# Task goal
Return the records that follow unaltered. Omit every picture.

### Source material ###

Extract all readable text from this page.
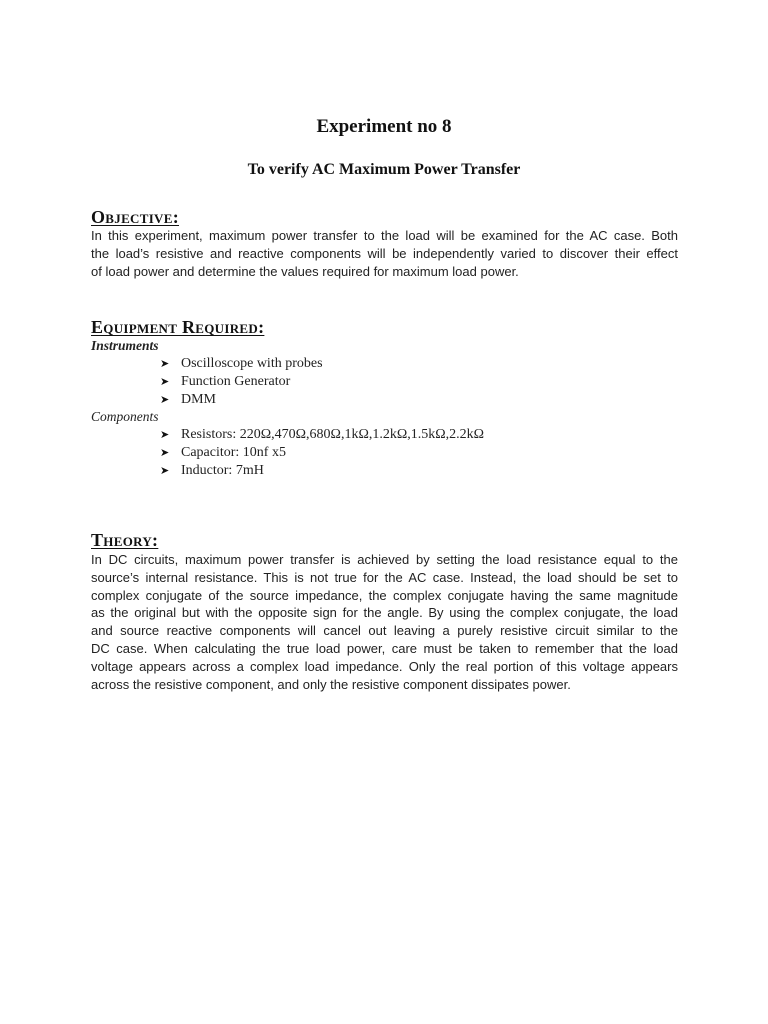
Experiment no 8
To verify AC Maximum Power Transfer
Objective:
In this experiment, maximum power transfer to the load will be examined for the AC case. Both
the load’s resistive and reactive components will be independently varied to discover their effect
of load power and determine the values required for maximum load power.
Equipment Required:
Instruments
➤ Oscilloscope with probes
➤ Function Generator
➤ DMM
Components
➤ Resistors: 220Ω,470Ω,680Ω,1kΩ,1.2kΩ,1.5kΩ,2.2kΩ
➤ Capacitor: 10nf x5
➤ Inductor: 7mH
Theory:
In DC circuits, maximum power transfer is achieved by setting the load resistance equal to the
source’s internal resistance. This is not true for the AC case. Instead, the load should be set to
complex conjugate of the source impedance, the complex conjugate having the same magnitude
as the original but with the opposite sign for the angle. By using the complex conjugate, the load
and source reactive components will cancel out leaving a purely resistive circuit similar to the
DC case. When calculating the true load power, care must be taken to remember that the load
voltage appears across a complex load impedance. Only the real portion of this voltage appears
across the resistive component, and only the resistive component dissipates power.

###

# Exercise output
Extract all readable text from this page.
Experiment no 8
To verify AC Maximum Power Transfer
Objective:
In this experiment, maximum power transfer to the load will be examined for the AC case. Both
the load’s resistive and reactive components will be independently varied to discover their effect
of load power and determine the values required for maximum load power.
Equipment Required:
Instruments
➤ Oscilloscope with probes
➤ Function Generator
➤ DMM
Components
➤ Resistors: 220Ω,470Ω,680Ω,1kΩ,1.2kΩ,1.5kΩ,2.2kΩ
➤ Capacitor: 10nf x5
➤ Inductor: 7mH
Theory:
In DC circuits, maximum power transfer is achieved by setting the load resistance equal to the
source’s internal resistance. This is not true for the AC case. Instead, the load should be set to
complex conjugate of the source impedance, the complex conjugate having the same magnitude
as the original but with the opposite sign for the angle. By using the complex conjugate, the load
and source reactive components will cancel out leaving a purely resistive circuit similar to the
DC case. When calculating the true load power, care must be taken to remember that the load
voltage appears across a complex load impedance. Only the real portion of this voltage appears
across the resistive component, and only the resistive component dissipates power.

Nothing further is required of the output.